─── Dataset extract ───

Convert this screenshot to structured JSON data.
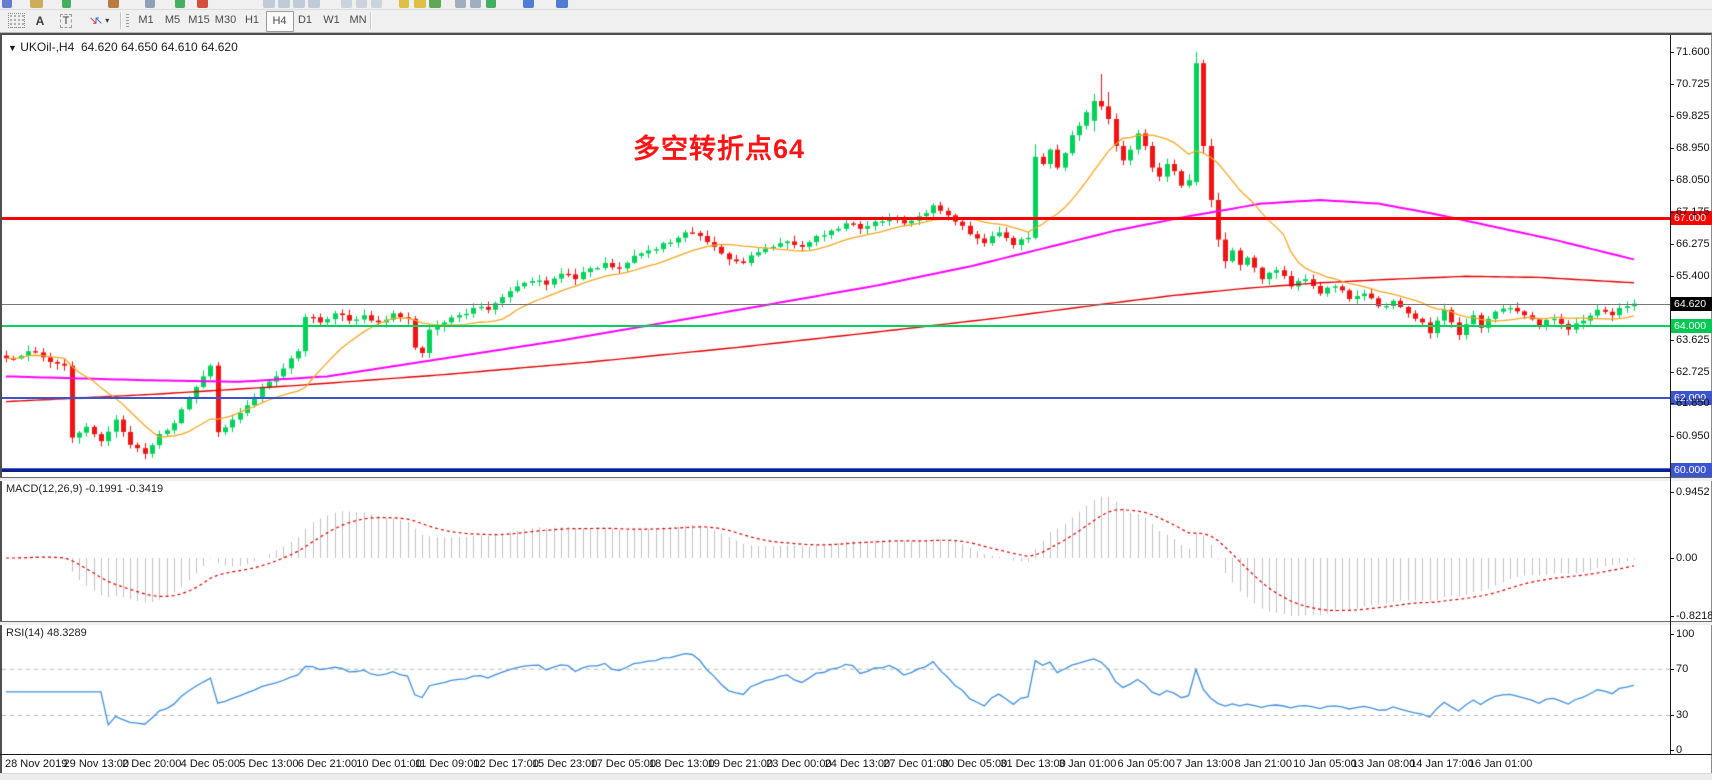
{
  "toolbar": {
    "tools": {
      "pointer_grid": "F",
      "text_a": "A",
      "text_label": "T"
    },
    "timeframes": [
      "M1",
      "M5",
      "M15",
      "M30",
      "H1",
      "H4",
      "D1",
      "W1",
      "MN"
    ],
    "active_timeframe": "H4",
    "top_fragments": [
      [
        2,
        10,
        "#5570cc"
      ],
      [
        30,
        13,
        "#c9a54b"
      ],
      [
        62,
        9,
        "#2fa94e"
      ],
      [
        108,
        11,
        "#b4702e"
      ],
      [
        145,
        10,
        "#8596ad"
      ],
      [
        175,
        10,
        "#2fa94e"
      ],
      [
        197,
        11,
        "#d23b2a"
      ],
      [
        263,
        12,
        "#b9c6d4"
      ],
      [
        278,
        12,
        "#b9c6d4"
      ],
      [
        293,
        12,
        "#b9c6d4"
      ],
      [
        308,
        12,
        "#b9c6d4"
      ],
      [
        341,
        11,
        "#c6cfd9"
      ],
      [
        356,
        11,
        "#c6cfd9"
      ],
      [
        371,
        11,
        "#c6cfd9"
      ],
      [
        399,
        10,
        "#d9b931"
      ],
      [
        414,
        12,
        "#d9b931"
      ],
      [
        429,
        12,
        "#4f9e48"
      ],
      [
        455,
        11,
        "#98a6b8"
      ],
      [
        470,
        11,
        "#98a6b8"
      ],
      [
        486,
        10,
        "#2fa94e"
      ],
      [
        523,
        11,
        "#3f6fd0"
      ],
      [
        556,
        12,
        "#3f6fd0"
      ]
    ]
  },
  "chart": {
    "symbol_period": "UKOil-,H4",
    "quotes": "64.620 64.650 64.610 64.620",
    "annotation": "多空转折点64",
    "annotation_color": "#fe1414",
    "current_price": "64.620",
    "price_ticks": [
      {
        "t": "71.600",
        "p": 71.6
      },
      {
        "t": "70.725",
        "p": 70.725
      },
      {
        "t": "69.825",
        "p": 69.825
      },
      {
        "t": "68.950",
        "p": 68.95
      },
      {
        "t": "68.050",
        "p": 68.05
      },
      {
        "t": "67.175",
        "p": 67.175
      },
      {
        "t": "66.275",
        "p": 66.275
      },
      {
        "t": "65.400",
        "p": 65.4
      },
      {
        "t": "63.625",
        "p": 63.625
      },
      {
        "t": "62.725",
        "p": 62.725
      },
      {
        "t": "61.850",
        "p": 61.85
      },
      {
        "t": "60.950",
        "p": 60.95
      }
    ],
    "levels": [
      {
        "label": "67.000",
        "price": 67.0,
        "color": "#fe0000",
        "badge": "#fe0000",
        "thickness": 3
      },
      {
        "label": "64.620",
        "price": 64.62,
        "color": "#777777",
        "badge": "#000000",
        "thickness": 1
      },
      {
        "label": "64.000",
        "price": 64.0,
        "color": "#00d25a",
        "badge": "#00c853",
        "thickness": 2
      },
      {
        "label": "62.000",
        "price": 62.0,
        "color": "#3c55cf",
        "badge": "#3c55cf",
        "thickness": 2
      },
      {
        "label": "60.000",
        "price": 60.0,
        "color": "#101f8c",
        "badge": "#3c55cf",
        "thickness": 4
      }
    ]
  },
  "macd": {
    "label": "MACD(12,26,9)",
    "values": "-0.1991 -0.3419",
    "ticks": [
      {
        "t": "0.9452",
        "v": 0.9452
      },
      {
        "t": "0.00",
        "v": 0
      },
      {
        "t": "-0.8218",
        "v": -0.8218
      }
    ]
  },
  "rsi": {
    "label": "RSI(14)",
    "value": "48.3289",
    "ticks": [
      {
        "t": "100",
        "v": 100
      },
      {
        "t": "70",
        "v": 70
      },
      {
        "t": "30",
        "v": 30
      },
      {
        "t": "0",
        "v": 0
      }
    ],
    "dashed_levels": [
      70,
      30
    ]
  },
  "time_axis": [
    "28 Nov 2019",
    "29 Nov 13:00",
    "2 Dec 20:00",
    "4 Dec 05:00",
    "5 Dec 13:00",
    "6 Dec 21:00",
    "10 Dec 01:00",
    "11 Dec 09:00",
    "12 Dec 17:00",
    "15 Dec 23:00",
    "17 Dec 05:00",
    "18 Dec 13:00",
    "19 Dec 21:00",
    "23 Dec 00:00",
    "24 Dec 13:00",
    "27 Dec 01:00",
    "30 Dec 05:00",
    "31 Dec 13:00",
    "3 Jan 01:00",
    "6 Jan 05:00",
    "7 Jan 13:00",
    "8 Jan 21:00",
    "10 Jan 05:00",
    "13 Jan 08:00",
    "14 Jan 17:00",
    "16 Jan 01:00"
  ],
  "chart_data": {
    "type": "candlestick",
    "symbol": "UKOil-",
    "period": "H4",
    "ohlc_current": {
      "open": 64.62,
      "high": 64.65,
      "low": 64.61,
      "close": 64.62
    },
    "price_axis_range": [
      59.8,
      72.1
    ],
    "bars": 224,
    "bar_colors": {
      "up": "#00d25a",
      "down": "#f21414"
    },
    "close_anchors": [
      [
        0,
        63.1
      ],
      [
        3,
        63.3
      ],
      [
        6,
        63.0
      ],
      [
        8,
        62.9
      ],
      [
        9,
        60.9
      ],
      [
        11,
        61.2
      ],
      [
        13,
        60.8
      ],
      [
        15,
        61.4
      ],
      [
        17,
        60.7
      ],
      [
        19,
        60.45
      ],
      [
        21,
        61.0
      ],
      [
        23,
        61.3
      ],
      [
        25,
        62.0
      ],
      [
        27,
        62.6
      ],
      [
        28,
        62.9
      ],
      [
        29,
        61.05
      ],
      [
        31,
        61.4
      ],
      [
        33,
        61.8
      ],
      [
        35,
        62.3
      ],
      [
        37,
        62.6
      ],
      [
        39,
        63.1
      ],
      [
        40,
        63.3
      ],
      [
        41,
        64.25
      ],
      [
        43,
        64.1
      ],
      [
        45,
        64.35
      ],
      [
        47,
        64.15
      ],
      [
        49,
        64.3
      ],
      [
        51,
        64.1
      ],
      [
        53,
        64.35
      ],
      [
        55,
        64.2
      ],
      [
        56,
        63.4
      ],
      [
        57,
        63.25
      ],
      [
        58,
        63.9
      ],
      [
        60,
        64.1
      ],
      [
        62,
        64.3
      ],
      [
        64,
        64.5
      ],
      [
        66,
        64.45
      ],
      [
        68,
        64.8
      ],
      [
        70,
        65.1
      ],
      [
        72,
        65.25
      ],
      [
        74,
        65.15
      ],
      [
        76,
        65.45
      ],
      [
        78,
        65.3
      ],
      [
        80,
        65.6
      ],
      [
        82,
        65.75
      ],
      [
        84,
        65.6
      ],
      [
        86,
        65.95
      ],
      [
        88,
        66.1
      ],
      [
        90,
        66.3
      ],
      [
        92,
        66.45
      ],
      [
        93,
        66.6
      ],
      [
        95,
        66.5
      ],
      [
        97,
        66.2
      ],
      [
        99,
        65.85
      ],
      [
        101,
        65.75
      ],
      [
        103,
        66.05
      ],
      [
        105,
        66.2
      ],
      [
        107,
        66.35
      ],
      [
        109,
        66.2
      ],
      [
        111,
        66.5
      ],
      [
        113,
        66.65
      ],
      [
        115,
        66.85
      ],
      [
        117,
        66.7
      ],
      [
        119,
        66.9
      ],
      [
        121,
        67.0
      ],
      [
        123,
        66.85
      ],
      [
        125,
        67.05
      ],
      [
        127,
        67.35
      ],
      [
        128,
        67.2
      ],
      [
        130,
        66.9
      ],
      [
        132,
        66.55
      ],
      [
        134,
        66.3
      ],
      [
        136,
        66.6
      ],
      [
        138,
        66.25
      ],
      [
        140,
        66.45
      ],
      [
        141,
        68.7
      ],
      [
        142,
        68.5
      ],
      [
        143,
        68.9
      ],
      [
        144,
        68.4
      ],
      [
        145,
        68.8
      ],
      [
        146,
        69.3
      ],
      [
        149,
        70.25
      ],
      [
        150,
        70.1
      ],
      [
        151,
        69.75
      ],
      [
        152,
        69.0
      ],
      [
        153,
        68.6
      ],
      [
        154,
        68.9
      ],
      [
        155,
        69.35
      ],
      [
        156,
        69.0
      ],
      [
        157,
        68.4
      ],
      [
        158,
        68.15
      ],
      [
        159,
        68.5
      ],
      [
        160,
        68.3
      ],
      [
        161,
        67.9
      ],
      [
        162,
        68.05
      ],
      [
        163,
        71.3
      ],
      [
        164,
        69.0
      ],
      [
        165,
        67.5
      ],
      [
        166,
        66.4
      ],
      [
        167,
        65.8
      ],
      [
        168,
        66.1
      ],
      [
        169,
        65.7
      ],
      [
        170,
        65.9
      ],
      [
        172,
        65.3
      ],
      [
        174,
        65.55
      ],
      [
        176,
        65.1
      ],
      [
        178,
        65.3
      ],
      [
        180,
        64.9
      ],
      [
        182,
        65.1
      ],
      [
        184,
        64.75
      ],
      [
        186,
        64.9
      ],
      [
        188,
        64.55
      ],
      [
        190,
        64.7
      ],
      [
        192,
        64.35
      ],
      [
        194,
        64.1
      ],
      [
        195,
        63.8
      ],
      [
        196,
        64.15
      ],
      [
        197,
        64.45
      ],
      [
        198,
        64.1
      ],
      [
        199,
        63.75
      ],
      [
        200,
        64.05
      ],
      [
        201,
        64.3
      ],
      [
        202,
        63.95
      ],
      [
        203,
        64.2
      ],
      [
        204,
        64.4
      ],
      [
        206,
        64.5
      ],
      [
        208,
        64.3
      ],
      [
        210,
        64.0
      ],
      [
        212,
        64.2
      ],
      [
        214,
        63.9
      ],
      [
        216,
        64.15
      ],
      [
        218,
        64.45
      ],
      [
        220,
        64.3
      ],
      [
        221,
        64.5
      ],
      [
        222,
        64.55
      ],
      [
        223,
        64.62
      ]
    ],
    "bar_overrides": [
      [
        141,
        66.45,
        69.05,
        66.4,
        68.7
      ],
      [
        149,
        69.7,
        70.45,
        69.4,
        70.25
      ],
      [
        150,
        70.25,
        71.0,
        70.0,
        70.1
      ],
      [
        151,
        70.1,
        70.5,
        69.6,
        69.75
      ],
      [
        152,
        69.75,
        69.9,
        68.85,
        69.0
      ],
      [
        163,
        68.0,
        71.62,
        67.9,
        71.3
      ],
      [
        164,
        71.3,
        71.4,
        68.8,
        69.0
      ],
      [
        165,
        69.0,
        69.2,
        67.3,
        67.5
      ],
      [
        166,
        67.5,
        67.7,
        66.2,
        66.4
      ],
      [
        167,
        66.4,
        66.6,
        65.6,
        65.8
      ]
    ],
    "moving_averages": {
      "fast": {
        "color": "#f5a623",
        "type": "sma",
        "period": 13
      },
      "mid": {
        "color": "#ff00ff",
        "anchors": [
          [
            0,
            62.6
          ],
          [
            18,
            62.5
          ],
          [
            32,
            62.45
          ],
          [
            44,
            62.6
          ],
          [
            60,
            63.1
          ],
          [
            76,
            63.6
          ],
          [
            92,
            64.15
          ],
          [
            106,
            64.65
          ],
          [
            120,
            65.15
          ],
          [
            132,
            65.65
          ],
          [
            142,
            66.15
          ],
          [
            152,
            66.65
          ],
          [
            162,
            67.05
          ],
          [
            172,
            67.4
          ],
          [
            180,
            67.5
          ],
          [
            188,
            67.4
          ],
          [
            196,
            67.1
          ],
          [
            204,
            66.75
          ],
          [
            212,
            66.4
          ],
          [
            218,
            66.1
          ],
          [
            223,
            65.85
          ]
        ]
      },
      "slow": {
        "color": "#e00000",
        "anchors": [
          [
            0,
            61.9
          ],
          [
            20,
            62.1
          ],
          [
            40,
            62.35
          ],
          [
            60,
            62.65
          ],
          [
            80,
            63.0
          ],
          [
            100,
            63.4
          ],
          [
            120,
            63.85
          ],
          [
            135,
            64.2
          ],
          [
            150,
            64.6
          ],
          [
            160,
            64.85
          ],
          [
            170,
            65.05
          ],
          [
            180,
            65.2
          ],
          [
            190,
            65.3
          ],
          [
            200,
            65.38
          ],
          [
            210,
            65.35
          ],
          [
            223,
            65.2
          ]
        ]
      }
    },
    "indicators": {
      "macd": {
        "fast": 12,
        "slow": 26,
        "signal": 9,
        "current_macd": -0.1991,
        "current_signal": -0.3419,
        "axis_max": 0.9452,
        "axis_min": -0.8218,
        "histogram_color": "#c0c0c0",
        "signal_color": "#dd0000"
      },
      "rsi": {
        "period": 14,
        "current": 48.3289,
        "color": "#3f8fdd",
        "levels": [
          70,
          30
        ],
        "axis_range": [
          0,
          100
        ]
      }
    }
  }
}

───

Do this:
Give only the number of lines in the listing above that include the string "badge".

Worked solution:
5